▶ What is asked:
Images are not part of the copy; transcribe all the data exactly.

▶ Listing:
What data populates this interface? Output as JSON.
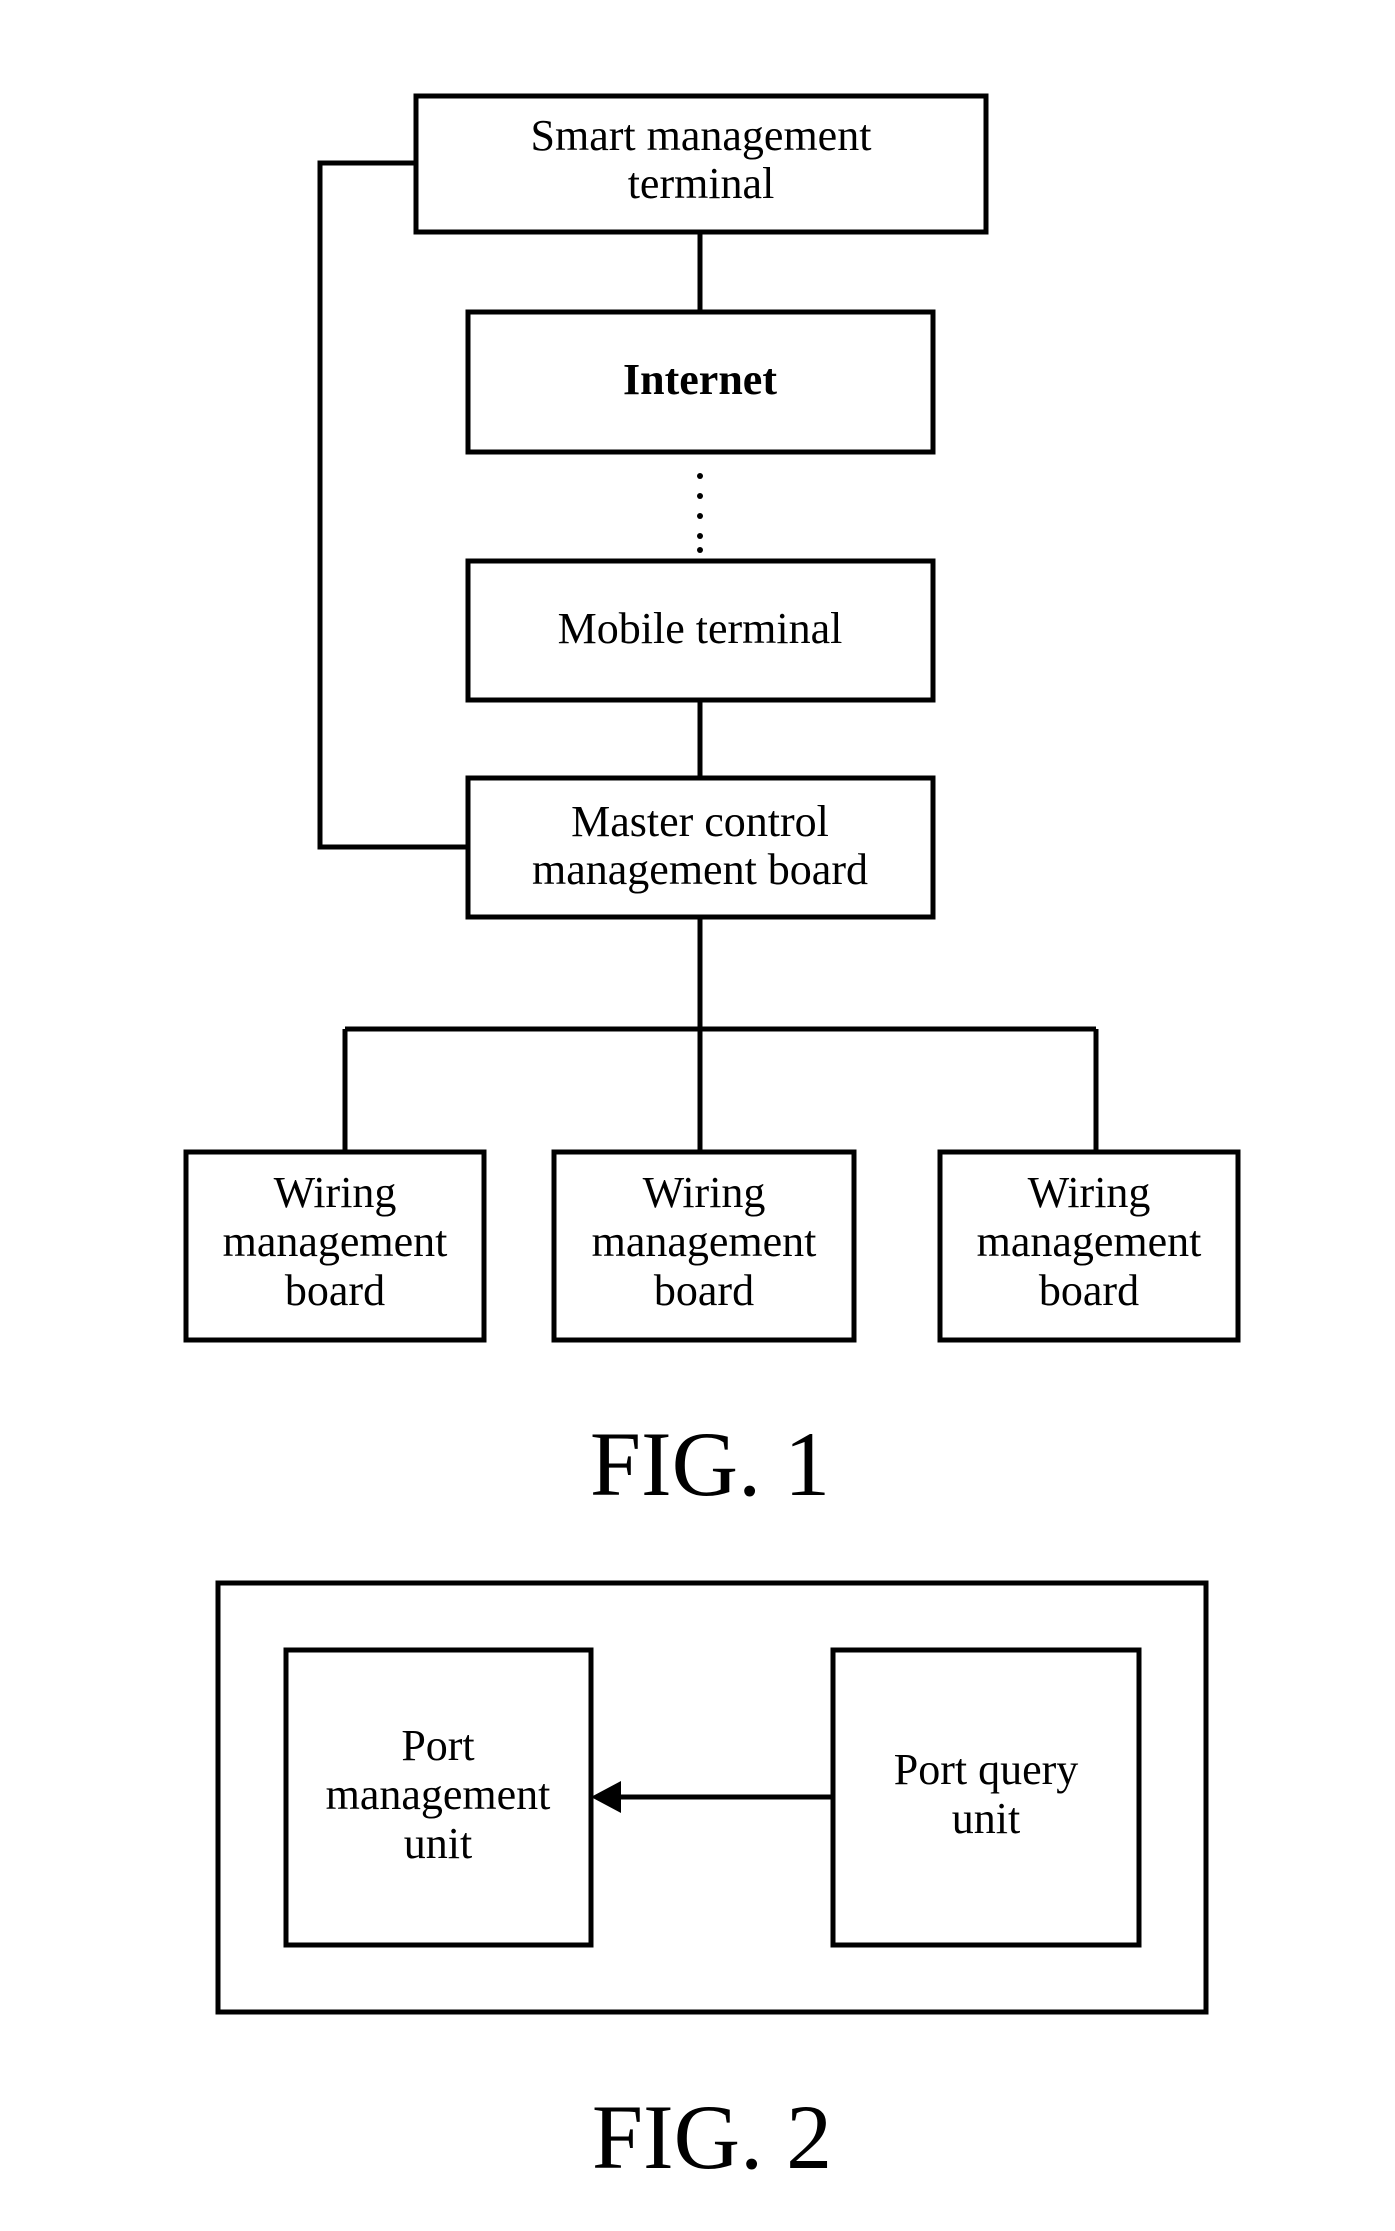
{
  "fig1": {
    "caption": "FIG. 1",
    "smart_terminal": {
      "line1": "Smart management",
      "line2": "terminal"
    },
    "internet": {
      "label": "Internet"
    },
    "mobile_terminal": {
      "label": "Mobile terminal"
    },
    "master_board": {
      "line1": "Master control",
      "line2": "management board"
    },
    "wiring_boards": [
      {
        "line1": "Wiring",
        "line2": "management",
        "line3": "board"
      },
      {
        "line1": "Wiring",
        "line2": "management",
        "line3": "board"
      },
      {
        "line1": "Wiring",
        "line2": "management",
        "line3": "board"
      }
    ]
  },
  "fig2": {
    "caption": "FIG. 2",
    "port_management_unit": {
      "line1": "Port",
      "line2": "management",
      "line3": "unit"
    },
    "port_query_unit": {
      "line1": "Port query",
      "line2": "unit"
    }
  }
}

▶ Solution for this problem:
What data populates this interface? Output as JSON.
{
  "fig1": {
    "caption": "FIG. 1",
    "smart_terminal": {
      "line1": "Smart management",
      "line2": "terminal"
    },
    "internet": {
      "label": "Internet"
    },
    "mobile_terminal": {
      "label": "Mobile terminal"
    },
    "master_board": {
      "line1": "Master control",
      "line2": "management board"
    },
    "wiring_boards": [
      {
        "line1": "Wiring",
        "line2": "management",
        "line3": "board"
      },
      {
        "line1": "Wiring",
        "line2": "management",
        "line3": "board"
      },
      {
        "line1": "Wiring",
        "line2": "management",
        "line3": "board"
      }
    ]
  },
  "fig2": {
    "caption": "FIG. 2",
    "port_management_unit": {
      "line1": "Port",
      "line2": "management",
      "line3": "unit"
    },
    "port_query_unit": {
      "line1": "Port query",
      "line2": "unit"
    }
  }
}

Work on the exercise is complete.